Directions:
Extract each record and reproduce it exactly.

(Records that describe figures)
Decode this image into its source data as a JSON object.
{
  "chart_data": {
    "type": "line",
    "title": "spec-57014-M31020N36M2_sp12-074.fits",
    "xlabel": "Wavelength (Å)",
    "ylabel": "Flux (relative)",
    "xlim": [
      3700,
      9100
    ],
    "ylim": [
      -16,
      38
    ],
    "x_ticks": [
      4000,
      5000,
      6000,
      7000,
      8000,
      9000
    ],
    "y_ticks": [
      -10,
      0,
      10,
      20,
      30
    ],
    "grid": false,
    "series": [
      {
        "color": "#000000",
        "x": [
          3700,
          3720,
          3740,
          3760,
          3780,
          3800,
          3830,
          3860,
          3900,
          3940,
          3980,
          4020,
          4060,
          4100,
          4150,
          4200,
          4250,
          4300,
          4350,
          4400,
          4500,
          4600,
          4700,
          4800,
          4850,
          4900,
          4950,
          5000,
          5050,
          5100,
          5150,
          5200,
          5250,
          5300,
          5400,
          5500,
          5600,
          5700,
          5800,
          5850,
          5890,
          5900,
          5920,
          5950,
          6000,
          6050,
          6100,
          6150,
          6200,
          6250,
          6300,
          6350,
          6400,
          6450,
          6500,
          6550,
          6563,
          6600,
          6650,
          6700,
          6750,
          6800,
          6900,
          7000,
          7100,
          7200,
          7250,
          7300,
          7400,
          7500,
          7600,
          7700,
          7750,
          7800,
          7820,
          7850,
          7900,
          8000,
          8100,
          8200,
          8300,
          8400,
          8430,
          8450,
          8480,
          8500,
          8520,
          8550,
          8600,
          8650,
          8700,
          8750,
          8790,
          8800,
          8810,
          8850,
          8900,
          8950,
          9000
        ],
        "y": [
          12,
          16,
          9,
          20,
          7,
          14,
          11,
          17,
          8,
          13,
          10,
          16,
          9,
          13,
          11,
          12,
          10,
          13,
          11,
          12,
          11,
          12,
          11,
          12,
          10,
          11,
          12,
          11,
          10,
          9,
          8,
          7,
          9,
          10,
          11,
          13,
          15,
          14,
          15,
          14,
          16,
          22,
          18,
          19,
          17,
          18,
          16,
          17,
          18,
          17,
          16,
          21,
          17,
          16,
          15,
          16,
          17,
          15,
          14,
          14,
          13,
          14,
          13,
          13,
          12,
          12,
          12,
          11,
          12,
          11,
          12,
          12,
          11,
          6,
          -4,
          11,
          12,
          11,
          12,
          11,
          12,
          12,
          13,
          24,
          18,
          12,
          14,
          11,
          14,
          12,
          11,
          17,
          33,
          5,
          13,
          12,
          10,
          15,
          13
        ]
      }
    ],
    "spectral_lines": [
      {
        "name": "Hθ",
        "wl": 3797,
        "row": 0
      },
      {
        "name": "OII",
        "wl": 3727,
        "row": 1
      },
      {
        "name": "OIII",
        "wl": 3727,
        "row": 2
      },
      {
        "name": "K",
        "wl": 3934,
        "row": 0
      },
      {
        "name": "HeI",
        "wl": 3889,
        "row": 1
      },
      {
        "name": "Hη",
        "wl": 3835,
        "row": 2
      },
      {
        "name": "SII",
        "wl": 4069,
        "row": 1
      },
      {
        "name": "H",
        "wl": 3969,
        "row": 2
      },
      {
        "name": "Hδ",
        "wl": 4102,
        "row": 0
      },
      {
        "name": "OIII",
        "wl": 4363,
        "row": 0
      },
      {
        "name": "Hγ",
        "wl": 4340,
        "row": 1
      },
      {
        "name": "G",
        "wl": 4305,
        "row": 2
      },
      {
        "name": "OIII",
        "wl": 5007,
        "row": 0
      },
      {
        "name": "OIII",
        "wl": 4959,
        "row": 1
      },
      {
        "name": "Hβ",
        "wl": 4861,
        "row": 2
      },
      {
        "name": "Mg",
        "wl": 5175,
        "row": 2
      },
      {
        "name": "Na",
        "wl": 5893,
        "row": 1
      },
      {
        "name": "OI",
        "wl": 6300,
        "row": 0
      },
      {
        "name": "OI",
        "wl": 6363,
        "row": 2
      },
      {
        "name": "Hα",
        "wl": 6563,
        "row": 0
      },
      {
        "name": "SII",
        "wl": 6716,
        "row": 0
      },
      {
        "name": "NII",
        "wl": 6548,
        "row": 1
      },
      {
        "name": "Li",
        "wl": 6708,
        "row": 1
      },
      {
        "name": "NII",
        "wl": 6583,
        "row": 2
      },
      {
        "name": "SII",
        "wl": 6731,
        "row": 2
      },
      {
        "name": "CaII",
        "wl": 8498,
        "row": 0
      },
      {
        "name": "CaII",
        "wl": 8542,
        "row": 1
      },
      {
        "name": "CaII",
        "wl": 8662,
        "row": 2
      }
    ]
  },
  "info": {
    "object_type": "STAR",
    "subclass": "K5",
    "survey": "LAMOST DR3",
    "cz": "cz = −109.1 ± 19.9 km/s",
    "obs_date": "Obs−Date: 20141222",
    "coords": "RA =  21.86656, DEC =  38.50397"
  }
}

Answer to the exercise:
Decode this image into its source data as a JSON object.
{
  "chart_data": {
    "type": "line",
    "title": "spec-57014-M31020N36M2_sp12-074.fits",
    "xlabel": "Wavelength (Å)",
    "ylabel": "Flux (relative)",
    "xlim": [
      3700,
      9100
    ],
    "ylim": [
      -16,
      38
    ],
    "x_ticks": [
      4000,
      5000,
      6000,
      7000,
      8000,
      9000
    ],
    "y_ticks": [
      -10,
      0,
      10,
      20,
      30
    ],
    "grid": false,
    "series": [
      {
        "color": "#000000",
        "x": [
          3700,
          3720,
          3740,
          3760,
          3780,
          3800,
          3830,
          3860,
          3900,
          3940,
          3980,
          4020,
          4060,
          4100,
          4150,
          4200,
          4250,
          4300,
          4350,
          4400,
          4500,
          4600,
          4700,
          4800,
          4850,
          4900,
          4950,
          5000,
          5050,
          5100,
          5150,
          5200,
          5250,
          5300,
          5400,
          5500,
          5600,
          5700,
          5800,
          5850,
          5890,
          5900,
          5920,
          5950,
          6000,
          6050,
          6100,
          6150,
          6200,
          6250,
          6300,
          6350,
          6400,
          6450,
          6500,
          6550,
          6563,
          6600,
          6650,
          6700,
          6750,
          6800,
          6900,
          7000,
          7100,
          7200,
          7250,
          7300,
          7400,
          7500,
          7600,
          7700,
          7750,
          7800,
          7820,
          7850,
          7900,
          8000,
          8100,
          8200,
          8300,
          8400,
          8430,
          8450,
          8480,
          8500,
          8520,
          8550,
          8600,
          8650,
          8700,
          8750,
          8790,
          8800,
          8810,
          8850,
          8900,
          8950,
          9000
        ],
        "y": [
          12,
          16,
          9,
          20,
          7,
          14,
          11,
          17,
          8,
          13,
          10,
          16,
          9,
          13,
          11,
          12,
          10,
          13,
          11,
          12,
          11,
          12,
          11,
          12,
          10,
          11,
          12,
          11,
          10,
          9,
          8,
          7,
          9,
          10,
          11,
          13,
          15,
          14,
          15,
          14,
          16,
          22,
          18,
          19,
          17,
          18,
          16,
          17,
          18,
          17,
          16,
          21,
          17,
          16,
          15,
          16,
          17,
          15,
          14,
          14,
          13,
          14,
          13,
          13,
          12,
          12,
          12,
          11,
          12,
          11,
          12,
          12,
          11,
          6,
          -4,
          11,
          12,
          11,
          12,
          11,
          12,
          12,
          13,
          24,
          18,
          12,
          14,
          11,
          14,
          12,
          11,
          17,
          33,
          5,
          13,
          12,
          10,
          15,
          13
        ]
      }
    ],
    "spectral_lines": [
      {
        "name": "Hθ",
        "wl": 3797,
        "row": 0
      },
      {
        "name": "OII",
        "wl": 3727,
        "row": 1
      },
      {
        "name": "OIII",
        "wl": 3727,
        "row": 2
      },
      {
        "name": "K",
        "wl": 3934,
        "row": 0
      },
      {
        "name": "HeI",
        "wl": 3889,
        "row": 1
      },
      {
        "name": "Hη",
        "wl": 3835,
        "row": 2
      },
      {
        "name": "SII",
        "wl": 4069,
        "row": 1
      },
      {
        "name": "H",
        "wl": 3969,
        "row": 2
      },
      {
        "name": "Hδ",
        "wl": 4102,
        "row": 0
      },
      {
        "name": "OIII",
        "wl": 4363,
        "row": 0
      },
      {
        "name": "Hγ",
        "wl": 4340,
        "row": 1
      },
      {
        "name": "G",
        "wl": 4305,
        "row": 2
      },
      {
        "name": "OIII",
        "wl": 5007,
        "row": 0
      },
      {
        "name": "OIII",
        "wl": 4959,
        "row": 1
      },
      {
        "name": "Hβ",
        "wl": 4861,
        "row": 2
      },
      {
        "name": "Mg",
        "wl": 5175,
        "row": 2
      },
      {
        "name": "Na",
        "wl": 5893,
        "row": 1
      },
      {
        "name": "OI",
        "wl": 6300,
        "row": 0
      },
      {
        "name": "OI",
        "wl": 6363,
        "row": 2
      },
      {
        "name": "Hα",
        "wl": 6563,
        "row": 0
      },
      {
        "name": "SII",
        "wl": 6716,
        "row": 0
      },
      {
        "name": "NII",
        "wl": 6548,
        "row": 1
      },
      {
        "name": "Li",
        "wl": 6708,
        "row": 1
      },
      {
        "name": "NII",
        "wl": 6583,
        "row": 2
      },
      {
        "name": "SII",
        "wl": 6731,
        "row": 2
      },
      {
        "name": "CaII",
        "wl": 8498,
        "row": 0
      },
      {
        "name": "CaII",
        "wl": 8542,
        "row": 1
      },
      {
        "name": "CaII",
        "wl": 8662,
        "row": 2
      }
    ]
  },
  "info": {
    "object_type": "STAR",
    "subclass": "K5",
    "survey": "LAMOST DR3",
    "cz": "cz = −109.1 ± 19.9 km/s",
    "obs_date": "Obs−Date: 20141222",
    "coords": "RA =  21.86656, DEC =  38.50397"
  }
}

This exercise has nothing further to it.